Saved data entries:
------------------------------------

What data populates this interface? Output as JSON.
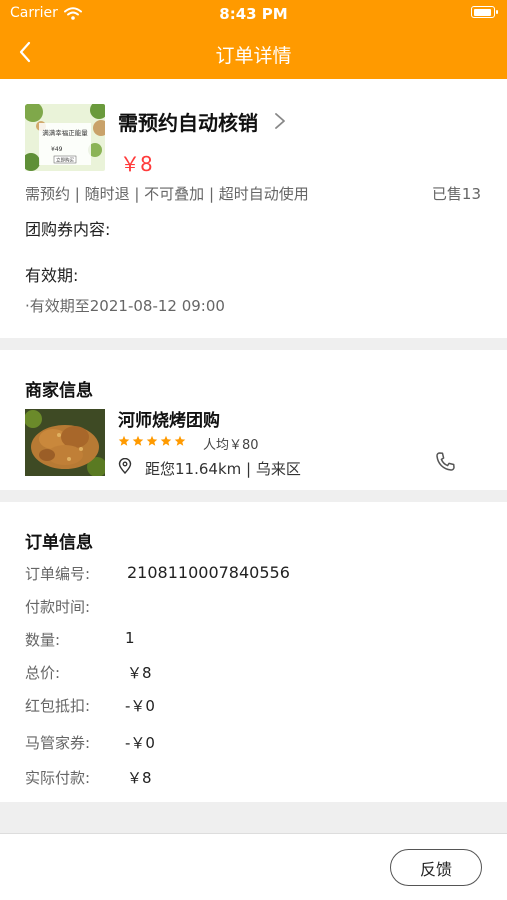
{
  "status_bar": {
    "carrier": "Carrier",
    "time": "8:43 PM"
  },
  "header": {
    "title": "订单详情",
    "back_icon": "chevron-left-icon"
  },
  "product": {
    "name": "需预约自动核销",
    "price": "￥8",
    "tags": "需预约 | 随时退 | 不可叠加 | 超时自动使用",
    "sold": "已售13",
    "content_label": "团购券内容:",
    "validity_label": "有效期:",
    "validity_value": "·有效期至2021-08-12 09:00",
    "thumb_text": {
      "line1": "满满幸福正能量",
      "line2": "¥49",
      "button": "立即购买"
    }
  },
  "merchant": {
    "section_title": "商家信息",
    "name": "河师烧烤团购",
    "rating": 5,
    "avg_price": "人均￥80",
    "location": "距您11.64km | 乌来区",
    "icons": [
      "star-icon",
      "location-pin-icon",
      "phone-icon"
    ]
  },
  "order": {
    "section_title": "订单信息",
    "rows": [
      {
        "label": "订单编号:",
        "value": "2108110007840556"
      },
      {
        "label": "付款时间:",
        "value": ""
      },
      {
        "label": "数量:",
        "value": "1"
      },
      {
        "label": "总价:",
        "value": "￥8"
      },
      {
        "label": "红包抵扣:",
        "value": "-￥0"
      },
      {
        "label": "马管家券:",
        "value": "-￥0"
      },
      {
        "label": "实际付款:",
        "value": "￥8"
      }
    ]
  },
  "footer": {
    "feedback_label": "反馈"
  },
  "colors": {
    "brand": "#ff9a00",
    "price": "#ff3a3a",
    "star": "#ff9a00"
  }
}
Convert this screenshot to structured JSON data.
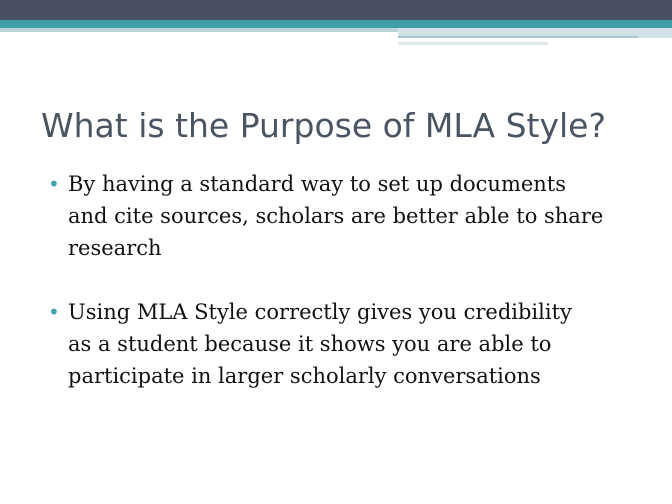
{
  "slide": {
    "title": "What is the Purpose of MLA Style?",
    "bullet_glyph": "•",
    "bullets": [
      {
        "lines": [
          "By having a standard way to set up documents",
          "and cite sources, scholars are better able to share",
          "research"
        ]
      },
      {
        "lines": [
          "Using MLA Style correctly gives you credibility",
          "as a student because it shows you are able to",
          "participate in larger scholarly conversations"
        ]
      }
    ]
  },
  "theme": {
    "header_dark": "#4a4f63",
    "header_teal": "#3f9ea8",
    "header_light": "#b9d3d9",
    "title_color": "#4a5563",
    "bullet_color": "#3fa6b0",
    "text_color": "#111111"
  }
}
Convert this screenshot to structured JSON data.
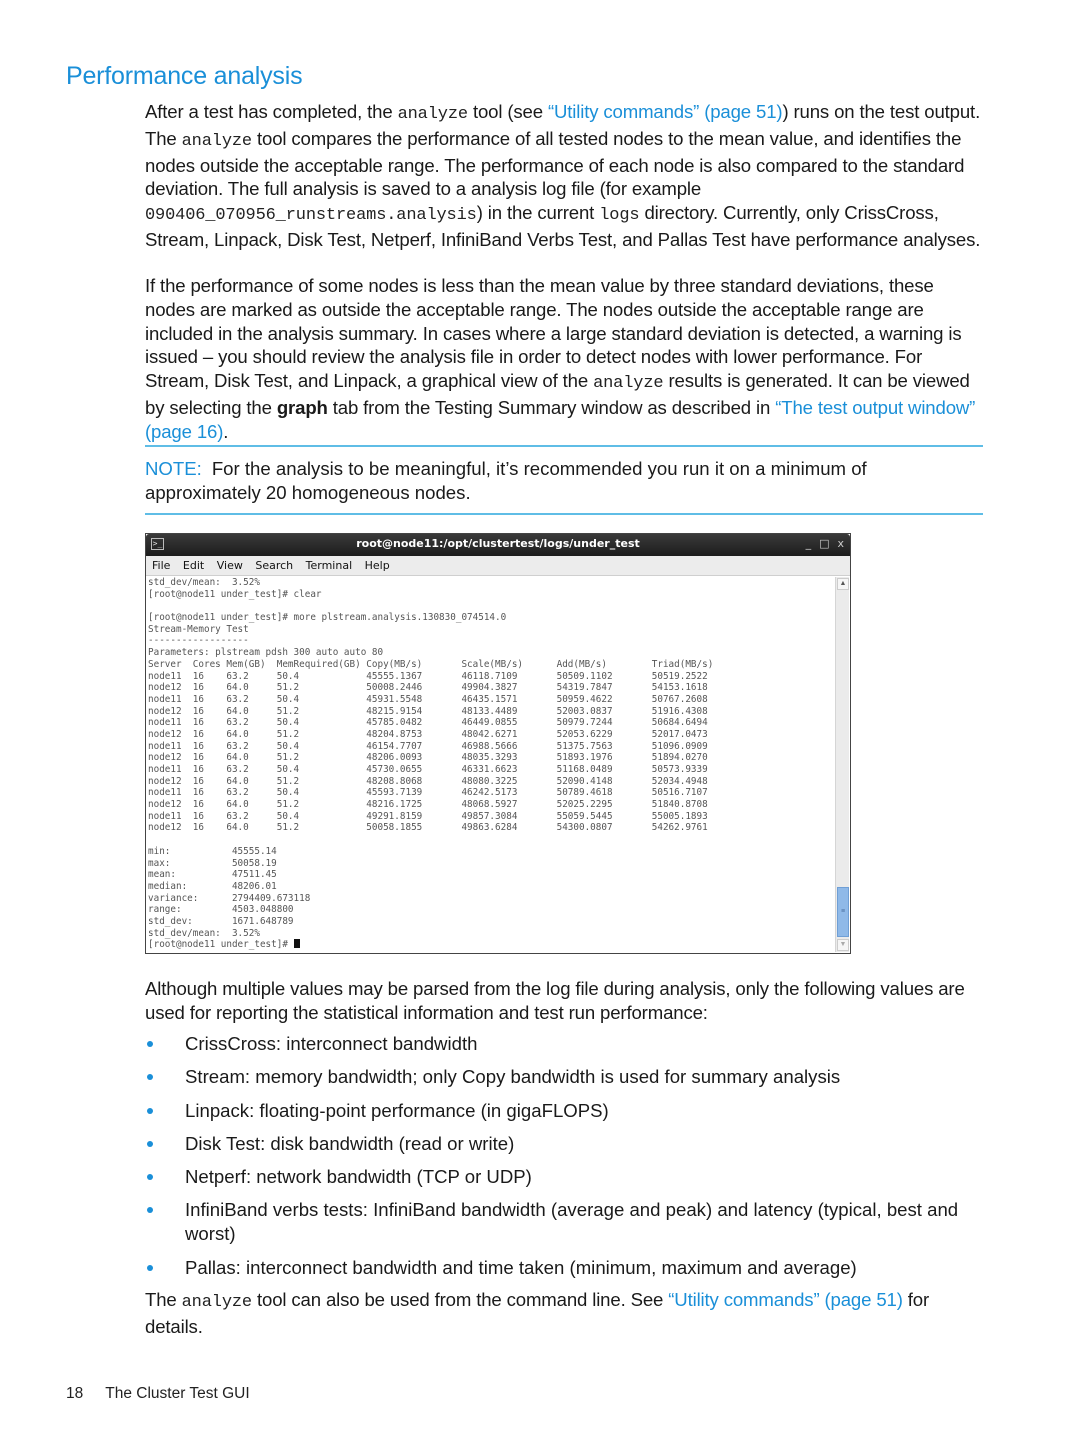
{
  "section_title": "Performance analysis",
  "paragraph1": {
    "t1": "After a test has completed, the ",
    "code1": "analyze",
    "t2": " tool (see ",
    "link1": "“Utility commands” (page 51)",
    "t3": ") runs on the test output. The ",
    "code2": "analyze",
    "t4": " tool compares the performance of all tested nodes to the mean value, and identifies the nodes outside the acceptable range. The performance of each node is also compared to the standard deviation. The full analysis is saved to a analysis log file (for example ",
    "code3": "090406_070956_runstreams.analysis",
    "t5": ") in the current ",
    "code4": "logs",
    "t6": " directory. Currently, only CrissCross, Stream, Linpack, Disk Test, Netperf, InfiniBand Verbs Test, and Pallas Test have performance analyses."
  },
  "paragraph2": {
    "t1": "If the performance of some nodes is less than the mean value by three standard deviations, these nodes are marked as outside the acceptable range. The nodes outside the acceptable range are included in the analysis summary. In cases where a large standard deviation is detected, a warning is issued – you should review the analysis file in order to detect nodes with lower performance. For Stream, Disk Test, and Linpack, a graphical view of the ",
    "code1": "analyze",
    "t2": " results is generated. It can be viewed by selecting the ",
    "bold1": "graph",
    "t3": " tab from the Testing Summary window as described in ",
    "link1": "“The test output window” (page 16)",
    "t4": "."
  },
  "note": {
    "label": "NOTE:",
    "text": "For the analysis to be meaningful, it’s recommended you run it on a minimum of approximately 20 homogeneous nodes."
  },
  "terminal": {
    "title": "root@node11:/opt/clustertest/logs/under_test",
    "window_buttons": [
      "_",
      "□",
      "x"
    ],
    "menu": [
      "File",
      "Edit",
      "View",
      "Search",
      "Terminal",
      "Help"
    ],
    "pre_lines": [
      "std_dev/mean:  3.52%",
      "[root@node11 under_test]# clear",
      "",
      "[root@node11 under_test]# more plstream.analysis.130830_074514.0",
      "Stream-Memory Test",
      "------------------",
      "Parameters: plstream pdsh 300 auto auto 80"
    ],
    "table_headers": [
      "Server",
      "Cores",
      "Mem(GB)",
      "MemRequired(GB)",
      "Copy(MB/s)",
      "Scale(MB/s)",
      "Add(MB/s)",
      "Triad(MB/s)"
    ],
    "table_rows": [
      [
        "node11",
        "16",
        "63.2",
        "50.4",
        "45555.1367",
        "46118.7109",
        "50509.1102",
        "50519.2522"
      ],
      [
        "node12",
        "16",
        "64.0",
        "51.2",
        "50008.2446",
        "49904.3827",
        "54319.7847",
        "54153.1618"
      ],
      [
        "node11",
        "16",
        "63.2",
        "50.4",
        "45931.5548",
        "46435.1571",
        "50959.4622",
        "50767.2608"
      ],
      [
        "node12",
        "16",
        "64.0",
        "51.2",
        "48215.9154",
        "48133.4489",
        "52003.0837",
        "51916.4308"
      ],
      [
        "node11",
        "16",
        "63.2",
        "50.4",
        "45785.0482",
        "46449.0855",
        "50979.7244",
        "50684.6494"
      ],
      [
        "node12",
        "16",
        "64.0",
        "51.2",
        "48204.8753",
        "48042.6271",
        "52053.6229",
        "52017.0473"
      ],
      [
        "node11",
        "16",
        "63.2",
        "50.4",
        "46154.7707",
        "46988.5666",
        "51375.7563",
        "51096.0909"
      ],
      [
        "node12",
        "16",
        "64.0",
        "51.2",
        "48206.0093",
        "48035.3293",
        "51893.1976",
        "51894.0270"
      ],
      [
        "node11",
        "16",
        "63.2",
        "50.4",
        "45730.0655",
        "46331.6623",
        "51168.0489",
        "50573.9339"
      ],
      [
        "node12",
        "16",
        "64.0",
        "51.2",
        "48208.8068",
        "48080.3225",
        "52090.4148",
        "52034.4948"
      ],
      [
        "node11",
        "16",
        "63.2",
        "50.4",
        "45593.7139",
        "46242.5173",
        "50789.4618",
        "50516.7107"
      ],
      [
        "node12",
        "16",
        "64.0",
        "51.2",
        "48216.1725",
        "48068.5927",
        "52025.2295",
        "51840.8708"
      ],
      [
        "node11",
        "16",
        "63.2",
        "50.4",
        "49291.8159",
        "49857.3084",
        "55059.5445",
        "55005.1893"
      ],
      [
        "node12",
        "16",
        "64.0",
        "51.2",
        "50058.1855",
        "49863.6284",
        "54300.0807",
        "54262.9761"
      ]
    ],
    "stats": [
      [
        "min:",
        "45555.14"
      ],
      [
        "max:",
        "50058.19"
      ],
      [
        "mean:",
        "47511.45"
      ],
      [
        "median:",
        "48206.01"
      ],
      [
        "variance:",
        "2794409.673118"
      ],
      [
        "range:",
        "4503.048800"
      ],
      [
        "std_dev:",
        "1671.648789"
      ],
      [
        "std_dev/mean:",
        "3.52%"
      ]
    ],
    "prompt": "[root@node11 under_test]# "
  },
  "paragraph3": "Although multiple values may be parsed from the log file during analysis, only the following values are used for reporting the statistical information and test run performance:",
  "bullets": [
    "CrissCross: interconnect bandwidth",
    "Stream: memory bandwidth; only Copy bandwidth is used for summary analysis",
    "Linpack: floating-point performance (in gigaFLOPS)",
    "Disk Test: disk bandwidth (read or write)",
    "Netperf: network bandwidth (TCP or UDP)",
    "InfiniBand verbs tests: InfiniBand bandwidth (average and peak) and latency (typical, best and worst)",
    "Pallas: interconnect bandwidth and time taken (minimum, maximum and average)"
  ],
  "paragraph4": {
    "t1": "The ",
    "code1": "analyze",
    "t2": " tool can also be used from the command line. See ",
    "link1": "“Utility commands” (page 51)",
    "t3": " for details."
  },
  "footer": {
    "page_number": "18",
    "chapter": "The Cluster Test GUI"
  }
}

------------------------------------

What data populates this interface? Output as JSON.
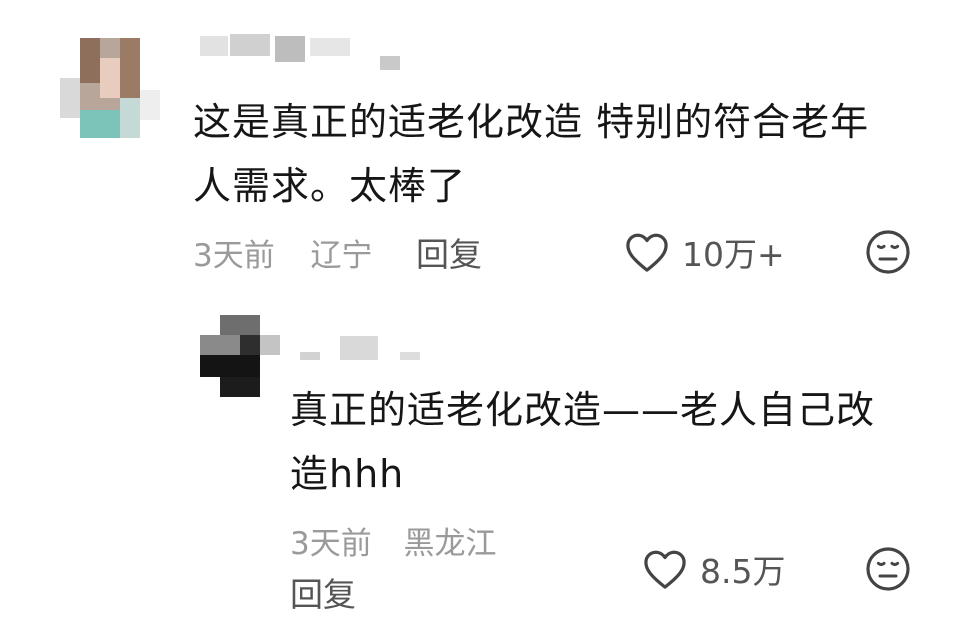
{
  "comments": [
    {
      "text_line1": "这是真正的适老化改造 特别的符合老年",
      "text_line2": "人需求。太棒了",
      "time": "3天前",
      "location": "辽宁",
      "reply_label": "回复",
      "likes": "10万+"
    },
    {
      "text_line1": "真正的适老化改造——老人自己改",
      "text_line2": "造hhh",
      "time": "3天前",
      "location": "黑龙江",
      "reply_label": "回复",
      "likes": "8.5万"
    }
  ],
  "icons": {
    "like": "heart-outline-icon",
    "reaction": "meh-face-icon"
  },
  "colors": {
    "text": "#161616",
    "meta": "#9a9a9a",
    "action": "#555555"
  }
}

------------------------------------

THE PROBLEM ▸ How many lines of the records contain the string "from"? Respond with the number alone.

SOLUTION ▸ 3